Write out each line that follows exactly as it stands, without the pictures.

(Extracted data entries)
···
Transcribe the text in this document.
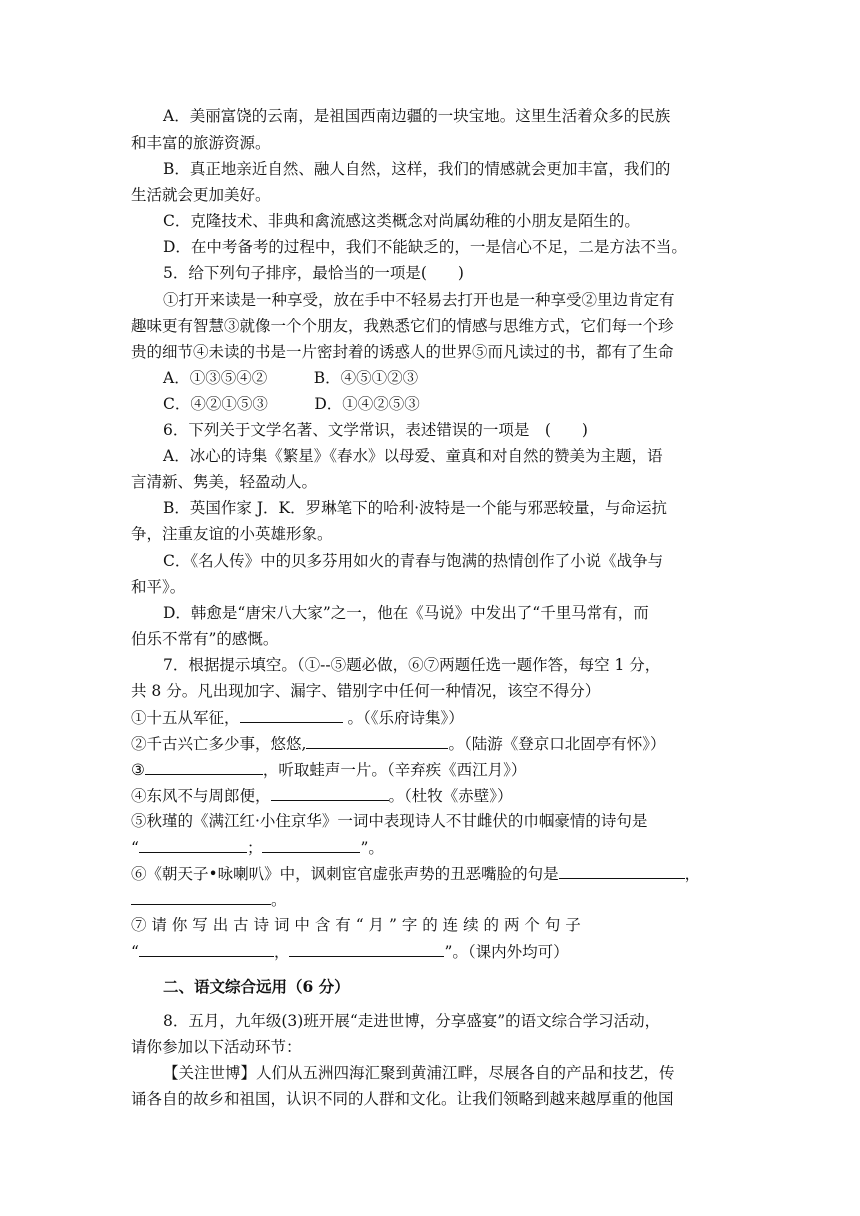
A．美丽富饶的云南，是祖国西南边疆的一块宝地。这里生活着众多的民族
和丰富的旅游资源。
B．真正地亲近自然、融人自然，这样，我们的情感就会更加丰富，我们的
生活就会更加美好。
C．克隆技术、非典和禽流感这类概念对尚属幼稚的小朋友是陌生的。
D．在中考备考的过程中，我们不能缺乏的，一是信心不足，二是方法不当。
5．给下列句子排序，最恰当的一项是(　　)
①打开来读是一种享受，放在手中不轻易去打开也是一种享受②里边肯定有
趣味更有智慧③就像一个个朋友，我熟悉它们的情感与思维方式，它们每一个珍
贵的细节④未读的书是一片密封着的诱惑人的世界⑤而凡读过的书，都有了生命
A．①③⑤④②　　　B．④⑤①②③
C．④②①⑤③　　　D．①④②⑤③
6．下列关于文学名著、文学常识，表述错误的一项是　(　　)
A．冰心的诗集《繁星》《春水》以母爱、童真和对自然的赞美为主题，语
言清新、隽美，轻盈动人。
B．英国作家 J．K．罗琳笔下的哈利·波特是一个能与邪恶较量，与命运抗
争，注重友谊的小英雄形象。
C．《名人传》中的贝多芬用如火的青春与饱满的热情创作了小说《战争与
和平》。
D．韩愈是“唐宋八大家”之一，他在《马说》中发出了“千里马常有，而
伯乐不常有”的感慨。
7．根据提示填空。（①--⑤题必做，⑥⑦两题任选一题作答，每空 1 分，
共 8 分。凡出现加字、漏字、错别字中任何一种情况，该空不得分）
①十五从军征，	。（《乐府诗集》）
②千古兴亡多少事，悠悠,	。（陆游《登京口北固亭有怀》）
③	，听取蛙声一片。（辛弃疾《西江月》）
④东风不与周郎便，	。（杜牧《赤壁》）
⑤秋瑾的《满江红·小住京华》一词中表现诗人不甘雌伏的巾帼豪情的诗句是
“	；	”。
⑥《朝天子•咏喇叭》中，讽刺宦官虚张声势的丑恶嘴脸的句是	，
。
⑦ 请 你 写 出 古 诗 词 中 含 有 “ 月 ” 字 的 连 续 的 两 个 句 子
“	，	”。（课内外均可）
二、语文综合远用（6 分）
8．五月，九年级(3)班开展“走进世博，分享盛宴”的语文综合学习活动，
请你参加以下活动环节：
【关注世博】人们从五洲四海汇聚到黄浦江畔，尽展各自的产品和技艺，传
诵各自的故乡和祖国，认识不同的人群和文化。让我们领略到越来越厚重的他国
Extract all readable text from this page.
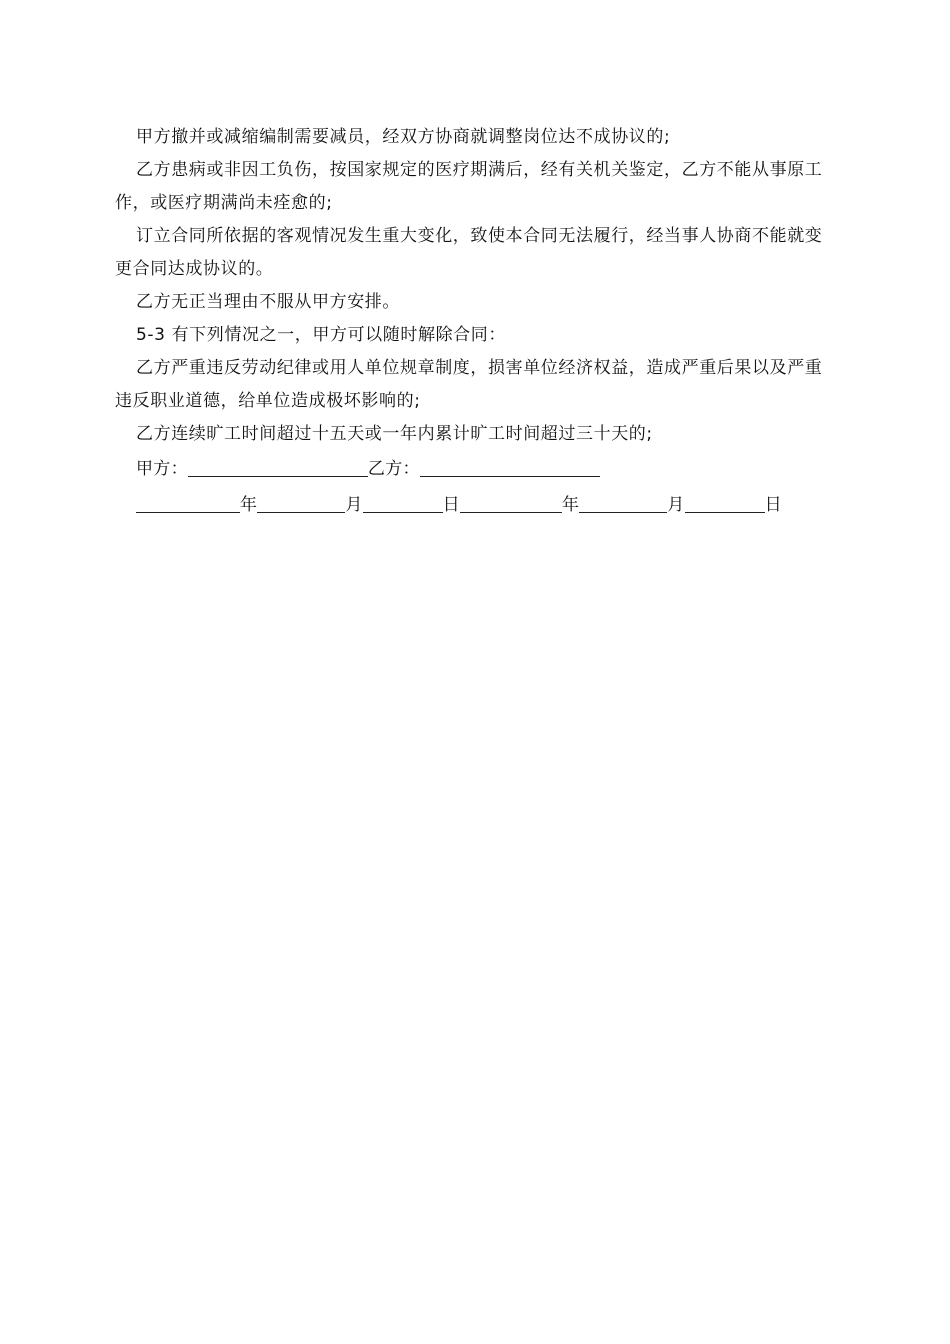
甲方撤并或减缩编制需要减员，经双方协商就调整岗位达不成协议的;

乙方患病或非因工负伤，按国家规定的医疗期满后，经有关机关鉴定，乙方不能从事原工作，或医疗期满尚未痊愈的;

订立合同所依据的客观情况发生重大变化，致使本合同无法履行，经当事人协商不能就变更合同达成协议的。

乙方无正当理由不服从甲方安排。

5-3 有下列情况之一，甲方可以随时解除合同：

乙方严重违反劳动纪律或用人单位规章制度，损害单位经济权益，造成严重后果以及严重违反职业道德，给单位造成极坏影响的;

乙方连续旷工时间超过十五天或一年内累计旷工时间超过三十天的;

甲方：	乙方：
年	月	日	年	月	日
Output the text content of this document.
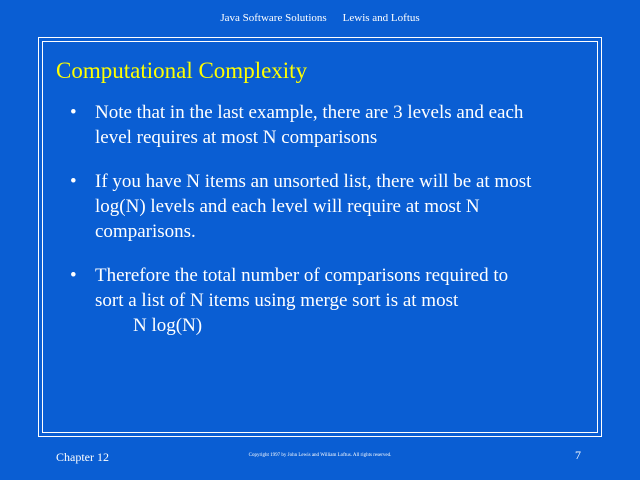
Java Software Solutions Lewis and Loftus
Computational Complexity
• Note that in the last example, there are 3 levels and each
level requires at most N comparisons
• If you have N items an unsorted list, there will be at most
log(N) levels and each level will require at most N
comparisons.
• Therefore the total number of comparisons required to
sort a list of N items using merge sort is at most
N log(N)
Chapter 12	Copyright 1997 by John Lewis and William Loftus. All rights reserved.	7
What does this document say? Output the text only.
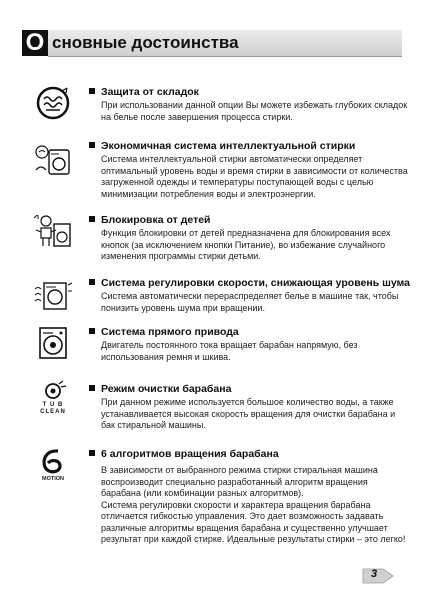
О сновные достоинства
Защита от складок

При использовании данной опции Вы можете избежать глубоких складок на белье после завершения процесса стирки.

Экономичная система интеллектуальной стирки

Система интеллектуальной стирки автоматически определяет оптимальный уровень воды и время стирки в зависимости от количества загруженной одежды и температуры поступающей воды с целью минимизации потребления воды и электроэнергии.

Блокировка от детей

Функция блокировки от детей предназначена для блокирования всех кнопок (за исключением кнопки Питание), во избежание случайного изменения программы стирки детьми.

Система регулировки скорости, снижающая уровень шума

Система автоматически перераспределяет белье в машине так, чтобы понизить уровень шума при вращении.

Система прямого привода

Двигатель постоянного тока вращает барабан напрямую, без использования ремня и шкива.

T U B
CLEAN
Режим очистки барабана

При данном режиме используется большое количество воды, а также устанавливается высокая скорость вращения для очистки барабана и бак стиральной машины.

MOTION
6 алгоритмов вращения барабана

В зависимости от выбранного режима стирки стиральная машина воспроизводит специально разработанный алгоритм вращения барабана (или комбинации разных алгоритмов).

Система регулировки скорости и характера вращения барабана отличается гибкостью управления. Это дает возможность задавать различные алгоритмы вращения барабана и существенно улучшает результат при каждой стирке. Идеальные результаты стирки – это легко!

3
···
● **Completed exercise**
Transcribe the text in this document.
A．美丽富饶的云南，是祖国西南边疆的一块宝地。这里生活着众多的民族
和丰富的旅游资源。
B．真正地亲近自然、融人自然，这样，我们的情感就会更加丰富，我们的
生活就会更加美好。
C．克隆技术、非典和禽流感这类概念对尚属幼稚的小朋友是陌生的。
D．在中考备考的过程中，我们不能缺乏的，一是信心不足，二是方法不当。
5．给下列句子排序，最恰当的一项是(　　)
①打开来读是一种享受，放在手中不轻易去打开也是一种享受②里边肯定有
趣味更有智慧③就像一个个朋友，我熟悉它们的情感与思维方式，它们每一个珍
贵的细节④未读的书是一片密封着的诱惑人的世界⑤而凡读过的书，都有了生命
A．①③⑤④②　　　B．④⑤①②③
C．④②①⑤③　　　D．①④②⑤③
6．下列关于文学名著、文学常识，表述错误的一项是　(　　)
A．冰心的诗集《繁星》《春水》以母爱、童真和对自然的赞美为主题，语
言清新、隽美，轻盈动人。
B．英国作家 J．K．罗琳笔下的哈利·波特是一个能与邪恶较量，与命运抗
争，注重友谊的小英雄形象。
C．《名人传》中的贝多芬用如火的青春与饱满的热情创作了小说《战争与
和平》。
D．韩愈是“唐宋八大家”之一，他在《马说》中发出了“千里马常有，而
伯乐不常有”的感慨。
7．根据提示填空。（①--⑤题必做，⑥⑦两题任选一题作答，每空 1 分，
共 8 分。凡出现加字、漏字、错别字中任何一种情况，该空不得分）
①十五从军征，	。（《乐府诗集》）
②千古兴亡多少事，悠悠,	。（陆游《登京口北固亭有怀》）
③	，听取蛙声一片。（辛弃疾《西江月》）
④东风不与周郎便，	。（杜牧《赤壁》）
⑤秋瑾的《满江红·小住京华》一词中表现诗人不甘雌伏的巾帼豪情的诗句是
“	；	”。
⑥《朝天子•咏喇叭》中，讽刺宦官虚张声势的丑恶嘴脸的句是	，
。
⑦ 请 你 写 出 古 诗 词 中 含 有 “ 月 ” 字 的 连 续 的 两 个 句 子
“	，	”。（课内外均可）
二、语文综合远用（6 分）
8．五月，九年级(3)班开展“走进世博，分享盛宴”的语文综合学习活动，
请你参加以下活动环节：
【关注世博】人们从五洲四海汇聚到黄浦江畔，尽展各自的产品和技艺，传
诵各自的故乡和祖国，认识不同的人群和文化。让我们领略到越来越厚重的他国
Extract all readable text from this page.
甲方撤并或减缩编制需要减员，经双方协商就调整岗位达不成协议的;

乙方患病或非因工负伤，按国家规定的医疗期满后，经有关机关鉴定，乙方不能从事原工作，或医疗期满尚未痊愈的;

订立合同所依据的客观情况发生重大变化，致使本合同无法履行，经当事人协商不能就变更合同达成协议的。

乙方无正当理由不服从甲方安排。

5-3 有下列情况之一，甲方可以随时解除合同：

乙方严重违反劳动纪律或用人单位规章制度，损害单位经济权益，造成严重后果以及严重违反职业道德，给单位造成极坏影响的;

乙方连续旷工时间超过十五天或一年内累计旷工时间超过三十天的;

甲方：	乙方：
年	月	日	年	月	日
Output the text content of this document.
Java Software Solutions Lewis and Loftus
Computational Complexity
• Note that in the last example, there are 3 levels and each
level requires at most N comparisons
• If you have N items an unsorted list, there will be at most
log(N) levels and each level will require at most N
comparisons.
• Therefore the total number of comparisons required to
sort a list of N items using merge sort is at most
N log(N)
Chapter 12	Copyright 1997 by John Lewis and William Loftus. All rights reserved.	7
What does this document say? Output the text only.
О сновные достоинства
Защита от складок

При использовании данной опции Вы можете избежать глубоких складок на белье после завершения процесса стирки.

Экономичная система интеллектуальной стирки

Система интеллектуальной стирки автоматически определяет оптимальный уровень воды и время стирки в зависимости от количества загруженной одежды и температуры поступающей воды с целью минимизации потребления воды и электроэнергии.

Блокировка от детей

Функция блокировки от детей предназначена для блокирования всех кнопок (за исключением кнопки Питание), во избежание случайного изменения программы стирки детьми.

Система регулировки скорости, снижающая уровень шума

Система автоматически перераспределяет белье в машине так, чтобы понизить уровень шума при вращении.

Система прямого привода

Двигатель постоянного тока вращает барабан напрямую, без использования ремня и шкива.

T U B
CLEAN
Режим очистки барабана

При данном режиме используется большое количество воды, а также устанавливается высокая скорость вращения для очистки барабана и бак стиральной машины.

MOTION
6 алгоритмов вращения барабана

В зависимости от выбранного режима стирки стиральная машина воспроизводит специально разработанный алгоритм вращения барабана (или комбинации разных алгоритмов).

Система регулировки скорости и характера вращения барабана отличается гибкостью управления. Это дает возможность задавать различные алгоритмы вращения барабана и существенно улучшает результат при каждой стирке. Идеальные результаты стирки – это легко!

3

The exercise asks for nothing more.